ASSIGNMENT:
In the air cargo digitalization article below, copy everything from "While the continuity" down to "preparing to help.", substituting "consequences" for "ramifications".

It starts with the airport
So, where is the best place to initiate the domino effect of full digitalization, keeping in mind the interlinked nature of the supply chain? Jean Verheyen, CEO of Belgium-based IT company Nallian – of which DHL is a client – believes that the airport itself is the best place to start a chain reaction.
“You have a lot of companies involved in the same value chains whereby they often have the same problem they cannot resolve on their own: the synchronization of actvities,” he said. “Airports can help them by offering not only physical infrastructure, but also digital infrastructure.”
Nallian’s most well-known project is its BRUcloud network at Brussels Airport (BRU), where “95 percent of all actors are customers of ours,” Verheyen said. BRUcloud provides centralized data-sharing between ground handlers, freight forwarders or customs authorities, “so that the companies do not have to send the same data for different purposes.”
While the continuity of data between E.U. supply chain partners seems to be continually smoothening with the help of MASP, the U.K.’s customs processes, on the other hand, are about to combust. Should the “no deal” status between the U.K. and the E.U. maintain through the Brexit deadline on March 29 – which seems the most likely scenario – the U.K. will be lifted out of MASP and its digital infrastructure.
IT company Descartes’ director of product management, Martin Meacock, described the ramifications of Brexit to the U.K.’s customs processes, and how software providers are preparing to help.
“Whereas there are no customs declarations at the moment, no safety and security information required for those movements [between E.U. countries and the U.K.] – potentially, midnight on the 29th of March, those requirements come into force,” he said. “It will be disconnected [from MASP] and will have to have its own systems to operate those kinds of movements.”
Meacock said that Descartes is poised to help its customers operating in the region navigate the inevitably arduous process. “As software providers, our customers will look to us to simplify things and reuse data where they can,” he said. “If they’ve started an export declaration in one country, [we ask], ‘how can they use that data or can they use that declaration data for import into another territory?’ It’s sometimes harder than it sounds.”
At present, there is not much software companies or forwarders can do to prepare for the blow, as no one knows what the fallout will look like. The U.K. isn’t the only country facing implications of protectionist policies. During 2018, U.S. importers had to adapt to Trump-era tariffs on certain trans-Pacific goods, which software companies such as Descartes and U.S.-based SmartKargo say they are well-equipped to tackle.
SmartKargo is another emerging cloud-hosted IT company that its vice president of sales and marketing, Jay Shelat, described as “new to the block,” although it already has clients like Alaska Airlines and Oman Air. Among other software offerings, SmartKargo hosts customs communications for clients operating at various international hubs.
Shelat said the company has helped clients at different levels of digital advancement. Sometimes, customers come to them with digital systems already in place and sometimes SmartKargo has to hold clients’ hands through onboarding them – for example, helping them integrate the e-AWB, if they do not use it already.
“Now, if they choose to print it, that’s their business,” he said, referring to the air waybill. “We are fully e-compliant. We have to be, because we want all our customers to be.”

SOURCE INFORMATION:
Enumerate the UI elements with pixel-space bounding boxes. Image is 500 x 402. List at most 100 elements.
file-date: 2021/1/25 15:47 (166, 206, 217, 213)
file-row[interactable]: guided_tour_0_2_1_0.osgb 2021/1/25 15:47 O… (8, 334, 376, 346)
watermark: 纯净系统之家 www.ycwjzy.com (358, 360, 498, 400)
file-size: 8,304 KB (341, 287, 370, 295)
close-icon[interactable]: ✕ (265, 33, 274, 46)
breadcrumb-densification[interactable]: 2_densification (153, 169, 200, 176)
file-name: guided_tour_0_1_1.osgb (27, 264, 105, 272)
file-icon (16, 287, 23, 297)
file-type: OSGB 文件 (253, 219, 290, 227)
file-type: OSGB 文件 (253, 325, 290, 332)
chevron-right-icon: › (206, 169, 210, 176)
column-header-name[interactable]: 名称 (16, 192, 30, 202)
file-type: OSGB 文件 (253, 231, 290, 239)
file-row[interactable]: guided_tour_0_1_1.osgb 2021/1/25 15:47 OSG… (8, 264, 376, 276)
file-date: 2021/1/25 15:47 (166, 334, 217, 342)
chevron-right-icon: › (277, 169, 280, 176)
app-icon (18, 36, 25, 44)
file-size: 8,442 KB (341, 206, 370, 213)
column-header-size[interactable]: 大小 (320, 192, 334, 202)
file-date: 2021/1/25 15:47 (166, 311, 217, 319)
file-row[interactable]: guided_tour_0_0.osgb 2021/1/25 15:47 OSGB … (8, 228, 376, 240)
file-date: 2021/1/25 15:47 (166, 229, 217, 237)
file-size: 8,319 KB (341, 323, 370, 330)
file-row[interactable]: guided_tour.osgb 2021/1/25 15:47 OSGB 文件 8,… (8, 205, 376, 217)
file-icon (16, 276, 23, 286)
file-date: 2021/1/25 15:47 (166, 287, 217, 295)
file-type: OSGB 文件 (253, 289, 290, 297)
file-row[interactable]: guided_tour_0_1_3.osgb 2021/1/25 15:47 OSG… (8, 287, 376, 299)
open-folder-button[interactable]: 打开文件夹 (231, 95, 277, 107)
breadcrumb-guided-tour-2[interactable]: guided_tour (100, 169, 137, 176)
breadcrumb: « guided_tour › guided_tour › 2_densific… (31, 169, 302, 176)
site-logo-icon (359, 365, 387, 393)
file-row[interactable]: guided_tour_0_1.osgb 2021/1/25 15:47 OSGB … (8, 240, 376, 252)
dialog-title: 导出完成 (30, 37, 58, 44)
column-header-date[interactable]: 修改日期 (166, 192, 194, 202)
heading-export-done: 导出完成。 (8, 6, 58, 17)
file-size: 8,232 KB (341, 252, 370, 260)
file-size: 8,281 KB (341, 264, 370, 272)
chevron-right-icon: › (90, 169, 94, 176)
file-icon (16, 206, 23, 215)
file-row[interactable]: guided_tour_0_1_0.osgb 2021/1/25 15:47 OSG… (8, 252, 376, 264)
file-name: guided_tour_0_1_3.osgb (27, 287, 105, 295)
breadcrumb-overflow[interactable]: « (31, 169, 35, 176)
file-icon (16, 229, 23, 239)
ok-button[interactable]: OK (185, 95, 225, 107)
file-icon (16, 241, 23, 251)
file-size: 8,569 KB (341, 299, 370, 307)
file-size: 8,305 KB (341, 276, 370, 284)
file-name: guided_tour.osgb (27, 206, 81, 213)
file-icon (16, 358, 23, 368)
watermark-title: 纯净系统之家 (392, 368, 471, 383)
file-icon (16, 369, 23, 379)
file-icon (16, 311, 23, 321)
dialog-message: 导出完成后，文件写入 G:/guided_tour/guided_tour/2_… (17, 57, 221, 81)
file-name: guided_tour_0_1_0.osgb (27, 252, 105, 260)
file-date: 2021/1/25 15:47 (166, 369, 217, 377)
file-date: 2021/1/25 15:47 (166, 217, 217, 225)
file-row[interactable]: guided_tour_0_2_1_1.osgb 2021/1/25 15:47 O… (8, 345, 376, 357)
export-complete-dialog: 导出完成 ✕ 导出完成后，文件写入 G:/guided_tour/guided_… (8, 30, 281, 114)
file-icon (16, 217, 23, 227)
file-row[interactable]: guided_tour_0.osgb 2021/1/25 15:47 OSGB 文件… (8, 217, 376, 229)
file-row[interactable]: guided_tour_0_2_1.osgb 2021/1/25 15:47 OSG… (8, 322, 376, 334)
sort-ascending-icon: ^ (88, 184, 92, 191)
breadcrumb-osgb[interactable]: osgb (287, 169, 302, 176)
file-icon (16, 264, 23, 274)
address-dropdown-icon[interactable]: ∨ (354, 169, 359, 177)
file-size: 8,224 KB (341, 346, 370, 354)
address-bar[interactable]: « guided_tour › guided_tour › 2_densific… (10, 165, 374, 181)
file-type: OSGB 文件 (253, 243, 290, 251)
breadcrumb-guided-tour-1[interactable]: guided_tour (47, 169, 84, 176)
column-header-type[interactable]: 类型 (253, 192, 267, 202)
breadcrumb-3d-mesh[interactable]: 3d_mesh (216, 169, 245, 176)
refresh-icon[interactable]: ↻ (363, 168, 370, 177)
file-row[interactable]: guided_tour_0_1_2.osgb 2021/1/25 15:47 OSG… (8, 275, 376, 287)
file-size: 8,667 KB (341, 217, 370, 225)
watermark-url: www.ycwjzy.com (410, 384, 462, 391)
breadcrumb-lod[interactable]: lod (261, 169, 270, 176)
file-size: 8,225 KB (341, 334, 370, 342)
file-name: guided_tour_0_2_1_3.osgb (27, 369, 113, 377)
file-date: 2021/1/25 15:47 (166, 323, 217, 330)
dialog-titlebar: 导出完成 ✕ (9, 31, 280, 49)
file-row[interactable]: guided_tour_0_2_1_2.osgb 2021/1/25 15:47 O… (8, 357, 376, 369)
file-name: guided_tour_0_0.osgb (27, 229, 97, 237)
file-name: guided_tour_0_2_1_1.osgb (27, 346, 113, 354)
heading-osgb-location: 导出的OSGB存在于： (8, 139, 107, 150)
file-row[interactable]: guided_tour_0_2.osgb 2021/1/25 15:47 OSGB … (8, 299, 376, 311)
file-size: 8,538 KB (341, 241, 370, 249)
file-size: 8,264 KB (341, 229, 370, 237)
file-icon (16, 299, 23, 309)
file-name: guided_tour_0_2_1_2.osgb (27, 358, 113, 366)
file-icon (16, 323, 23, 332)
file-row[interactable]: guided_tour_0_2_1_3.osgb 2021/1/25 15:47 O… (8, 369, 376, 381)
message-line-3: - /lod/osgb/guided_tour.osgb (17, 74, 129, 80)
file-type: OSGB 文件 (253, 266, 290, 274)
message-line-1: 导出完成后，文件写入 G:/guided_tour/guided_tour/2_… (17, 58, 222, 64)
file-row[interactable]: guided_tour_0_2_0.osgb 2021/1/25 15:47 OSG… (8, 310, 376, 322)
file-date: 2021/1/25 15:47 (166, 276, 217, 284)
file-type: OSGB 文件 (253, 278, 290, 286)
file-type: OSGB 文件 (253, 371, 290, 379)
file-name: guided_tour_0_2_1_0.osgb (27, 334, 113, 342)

EXERCISE OUTPUT:
While the continuity of data between E.U. supply chain partners seems to be continually smoothening with the help of MASP, the U.K.’s customs processes, on the other hand, are about to combust. Should the “no deal” status between the U.K. and the E.U. maintain through the Brexit deadline on March 29 – which seems the most likely scenario – the U.K. will be lifted out of MASP and its digital infrastructure.
IT company Descartes’ director of product management, Martin Meacock, described the consequences of Brexit to the U.K.’s customs processes, and how software providers are preparing to help.